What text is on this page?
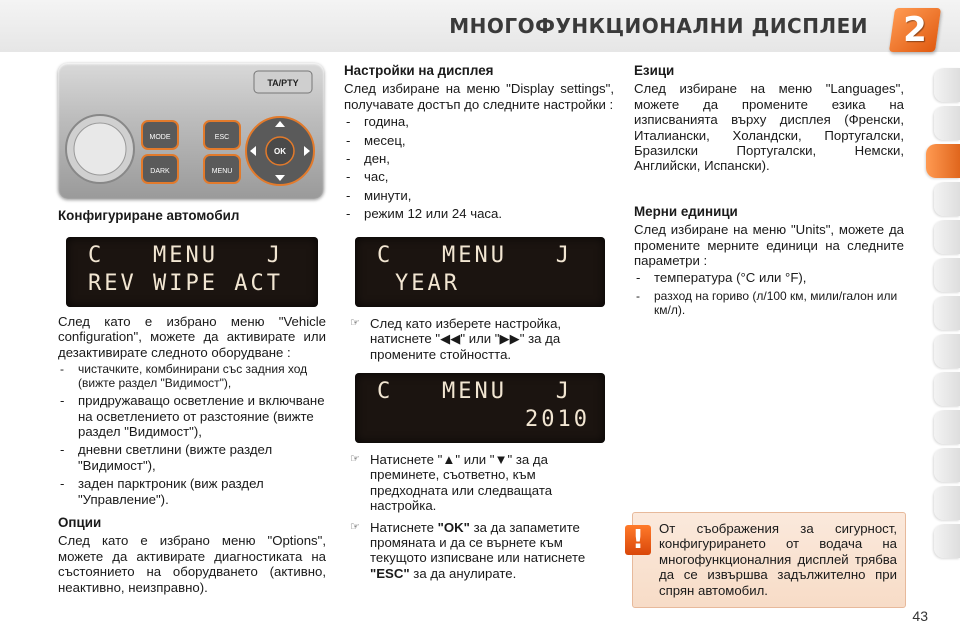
МНОГОФУНКЦИОНАЛНИ ДИСПЛЕИ	2
TA/PTY
MODE
DARK
ESC
MENU
OK
Конфигуриране автомобил
C   MENU   J
REV WIPE ACT

След като е избрано меню "Vehicle configuration", можете да активирате или дезактивирате следното оборудване :

- чистачките, комбинирани със задния ход (вижте раздел "Видимост"),
- придружаващо осветление и включване на осветлението от разстояние (вижте раздел "Видимост"),
- дневни светлини (вижте раздел "Видимост"),
- заден парктроник (виж раздел "Управление").
Опции

След като е избрано меню "Options", можете да активирате диагностиката на състоянието на оборудването (активно, неактивно, неизправно).

Настройки на дисплея

След избиране на меню "Display settings", получавате достъп до следните настройки :

- година,
- месец,
- ден,
- час,
- минути,
- режим 12 или 24 часа.
C   MENU   J
YEAR
☞ След като изберете настройка, натиснете "◀◀" или "▶▶" за да промените стойността.
C   MENU   J
2010
☞ Натиснете "▲" или "▼" за да преминете, съответно, към предходната или следващата настройка.
☞ Натиснете "OK" за да запаметите промяната и да се върнете към текущото изписване или натиснете "ESC" за да анулирате.
Езици

След избиране на меню "Languages", можете да промените езика на изписванията върху дисплея (Френски, Италиански, Холандски, Португалски, Бразилски Португалски, Немски, Английски, Испански).

Мерни единици

След избиране на меню "Units", можете да промените мерните единици на следните параметри :

- температура (°C или °F),
- разход на гориво (л/100 км, мили/галон или км/л).
!	От съображения за сигурност, конфигурирането от водача на многофункционалния дисплей трябва да се извършва задължително при спрян автомобил.
43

### STATED EXERCISE
Across the data above, how many lines include the word "меню"? Give only the count.

### RESPONSE TO THE TASK
5